- Short exercise:
Repeat the listing exactly as given, omitting every image.

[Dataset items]
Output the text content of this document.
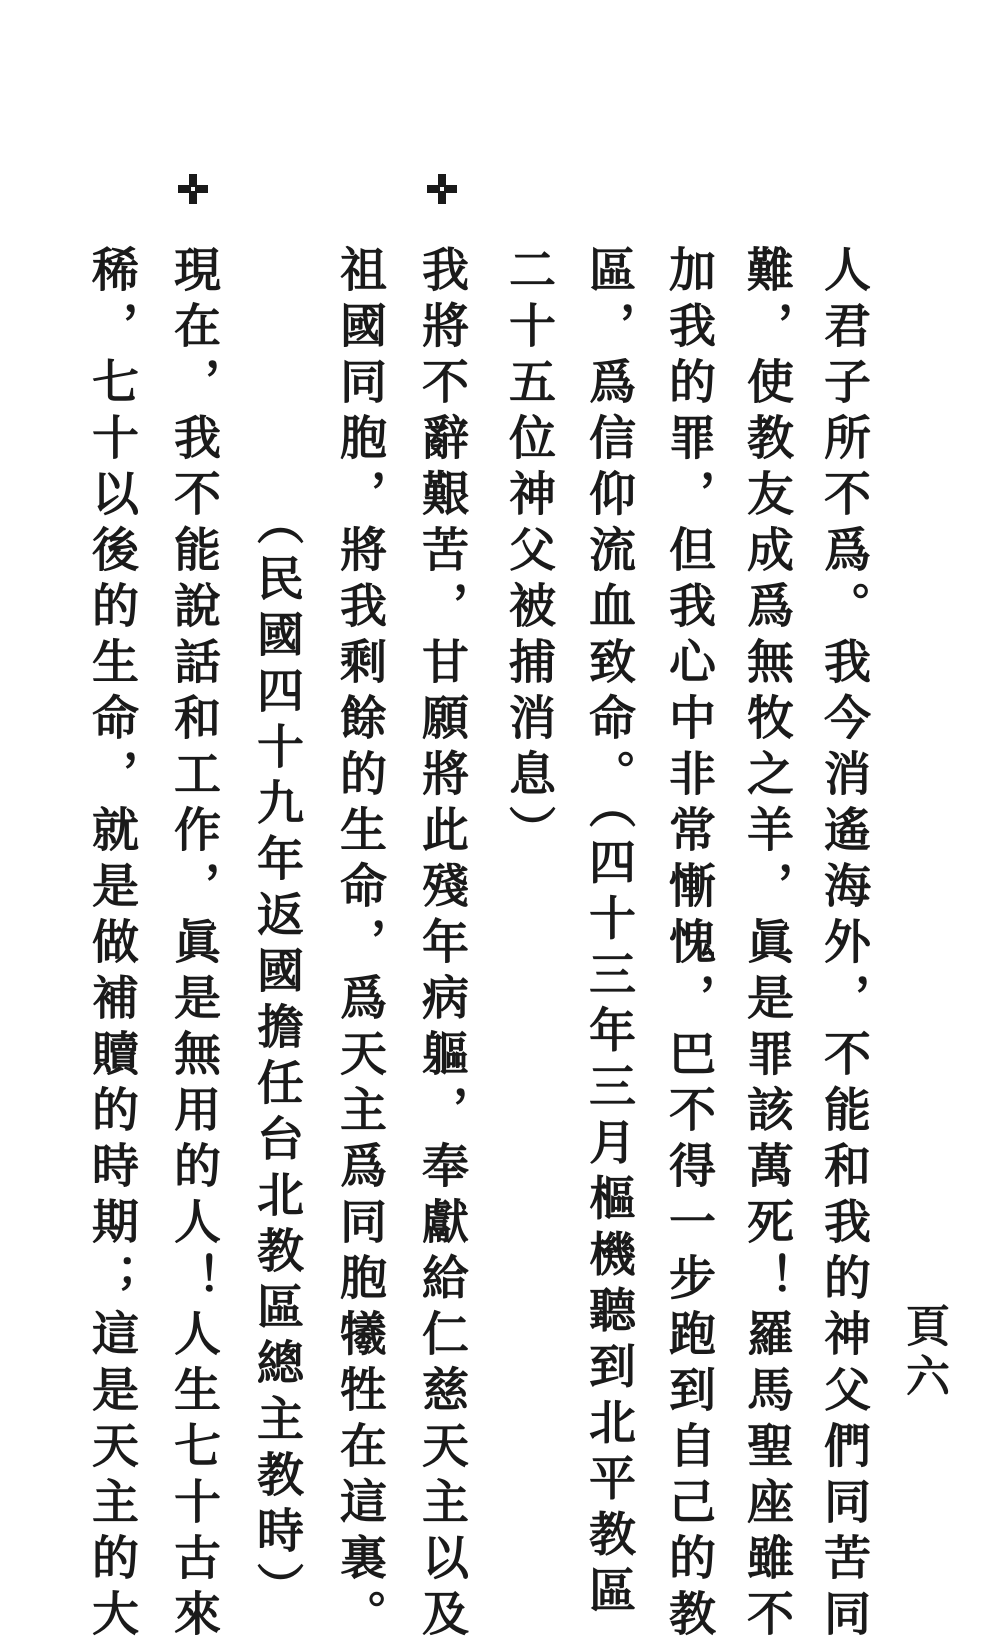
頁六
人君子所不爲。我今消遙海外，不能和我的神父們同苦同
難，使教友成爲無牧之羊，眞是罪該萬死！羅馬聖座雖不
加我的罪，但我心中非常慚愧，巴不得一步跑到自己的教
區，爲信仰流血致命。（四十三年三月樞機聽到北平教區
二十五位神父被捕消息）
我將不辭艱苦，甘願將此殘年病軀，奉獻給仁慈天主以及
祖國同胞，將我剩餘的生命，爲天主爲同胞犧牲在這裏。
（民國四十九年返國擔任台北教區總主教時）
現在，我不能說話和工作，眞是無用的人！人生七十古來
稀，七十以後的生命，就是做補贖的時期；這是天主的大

- Full solution:
Output the text content of this document.
頁六
人君子所不爲。我今消遙海外，不能和我的神父們同苦同
難，使教友成爲無牧之羊，眞是罪該萬死！羅馬聖座雖不
加我的罪，但我心中非常慚愧，巴不得一步跑到自己的教
區，爲信仰流血致命。（四十三年三月樞機聽到北平教區
二十五位神父被捕消息）
我將不辭艱苦，甘願將此殘年病軀，奉獻給仁慈天主以及
祖國同胞，將我剩餘的生命，爲天主爲同胞犧牲在這裏。
（民國四十九年返國擔任台北教區總主教時）
現在，我不能說話和工作，眞是無用的人！人生七十古來
稀，七十以後的生命，就是做補贖的時期；這是天主的大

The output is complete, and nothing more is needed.